- **What you have to do**: Only the lines holding the string "基建施工" are needed. Copy each one.

::: Supplied records

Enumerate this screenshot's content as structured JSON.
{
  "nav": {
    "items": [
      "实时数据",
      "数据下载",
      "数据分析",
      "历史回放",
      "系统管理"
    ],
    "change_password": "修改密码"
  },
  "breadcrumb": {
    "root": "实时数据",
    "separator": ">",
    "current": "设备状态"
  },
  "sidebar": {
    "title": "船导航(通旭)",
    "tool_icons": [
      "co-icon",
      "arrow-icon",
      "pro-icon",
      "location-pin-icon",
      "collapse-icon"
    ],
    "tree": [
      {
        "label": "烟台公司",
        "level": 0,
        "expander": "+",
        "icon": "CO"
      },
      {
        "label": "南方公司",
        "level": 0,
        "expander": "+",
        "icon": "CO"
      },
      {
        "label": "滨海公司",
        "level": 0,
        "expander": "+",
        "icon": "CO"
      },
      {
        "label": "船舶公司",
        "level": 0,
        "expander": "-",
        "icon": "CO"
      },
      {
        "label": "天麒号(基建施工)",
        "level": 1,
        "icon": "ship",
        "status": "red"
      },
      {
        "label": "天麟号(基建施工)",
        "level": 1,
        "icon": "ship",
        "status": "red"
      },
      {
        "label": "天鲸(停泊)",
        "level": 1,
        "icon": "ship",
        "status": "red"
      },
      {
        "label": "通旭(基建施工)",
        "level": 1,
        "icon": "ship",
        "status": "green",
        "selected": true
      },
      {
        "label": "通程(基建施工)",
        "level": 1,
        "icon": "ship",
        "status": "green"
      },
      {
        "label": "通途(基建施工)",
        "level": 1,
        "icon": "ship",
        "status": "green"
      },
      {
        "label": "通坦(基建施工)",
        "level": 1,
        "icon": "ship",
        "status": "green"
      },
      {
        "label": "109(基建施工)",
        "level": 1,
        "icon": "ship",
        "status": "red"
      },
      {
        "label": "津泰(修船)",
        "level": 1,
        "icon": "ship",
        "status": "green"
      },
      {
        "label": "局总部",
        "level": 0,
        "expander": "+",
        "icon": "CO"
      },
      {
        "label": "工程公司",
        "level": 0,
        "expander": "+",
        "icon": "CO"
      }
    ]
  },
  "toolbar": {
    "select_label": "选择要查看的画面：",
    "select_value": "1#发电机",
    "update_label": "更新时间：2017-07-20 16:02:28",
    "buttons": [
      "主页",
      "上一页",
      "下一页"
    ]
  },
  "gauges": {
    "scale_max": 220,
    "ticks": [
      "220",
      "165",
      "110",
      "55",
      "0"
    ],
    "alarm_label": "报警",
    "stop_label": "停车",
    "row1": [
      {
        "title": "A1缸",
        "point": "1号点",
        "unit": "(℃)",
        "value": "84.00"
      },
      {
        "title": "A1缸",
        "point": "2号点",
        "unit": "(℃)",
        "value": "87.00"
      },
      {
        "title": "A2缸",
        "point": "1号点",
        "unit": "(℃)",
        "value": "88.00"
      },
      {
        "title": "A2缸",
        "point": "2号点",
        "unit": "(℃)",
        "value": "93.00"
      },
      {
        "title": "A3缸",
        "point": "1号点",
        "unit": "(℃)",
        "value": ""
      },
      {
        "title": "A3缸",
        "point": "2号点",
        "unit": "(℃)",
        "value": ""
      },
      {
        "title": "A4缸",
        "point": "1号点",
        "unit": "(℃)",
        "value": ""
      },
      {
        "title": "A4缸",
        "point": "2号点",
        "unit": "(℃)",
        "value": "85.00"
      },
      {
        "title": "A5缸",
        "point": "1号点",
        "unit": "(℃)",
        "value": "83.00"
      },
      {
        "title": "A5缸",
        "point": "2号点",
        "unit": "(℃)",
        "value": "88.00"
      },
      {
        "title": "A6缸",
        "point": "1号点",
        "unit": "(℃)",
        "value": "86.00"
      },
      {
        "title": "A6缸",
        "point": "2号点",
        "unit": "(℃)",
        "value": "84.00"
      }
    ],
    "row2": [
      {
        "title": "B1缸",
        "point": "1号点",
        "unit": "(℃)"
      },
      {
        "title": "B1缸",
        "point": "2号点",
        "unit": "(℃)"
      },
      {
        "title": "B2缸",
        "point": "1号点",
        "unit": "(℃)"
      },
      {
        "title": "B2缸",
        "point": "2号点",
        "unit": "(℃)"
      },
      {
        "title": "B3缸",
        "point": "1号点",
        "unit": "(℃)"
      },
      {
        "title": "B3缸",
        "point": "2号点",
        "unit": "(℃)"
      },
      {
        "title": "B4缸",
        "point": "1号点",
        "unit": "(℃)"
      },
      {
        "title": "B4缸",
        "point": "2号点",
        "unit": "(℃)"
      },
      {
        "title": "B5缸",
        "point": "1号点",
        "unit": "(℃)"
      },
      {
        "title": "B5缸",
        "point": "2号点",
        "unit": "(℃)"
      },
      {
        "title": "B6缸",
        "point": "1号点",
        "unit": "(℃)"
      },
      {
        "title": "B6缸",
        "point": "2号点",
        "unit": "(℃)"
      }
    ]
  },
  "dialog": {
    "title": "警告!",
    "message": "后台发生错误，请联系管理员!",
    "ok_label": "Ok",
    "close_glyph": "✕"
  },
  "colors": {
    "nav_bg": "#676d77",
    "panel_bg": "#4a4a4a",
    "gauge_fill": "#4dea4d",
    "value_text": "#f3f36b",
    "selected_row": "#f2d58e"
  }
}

::::::

- **Result**:
        "label": "天麒号(基建施工)",
        "label": "天麟号(基建施工)",
        "label": "通旭(基建施工)",
        "label": "通程(基建施工)",
        "label": "通途(基建施工)",
        "label": "通坦(基建施工)",
        "label": "109(基建施工)",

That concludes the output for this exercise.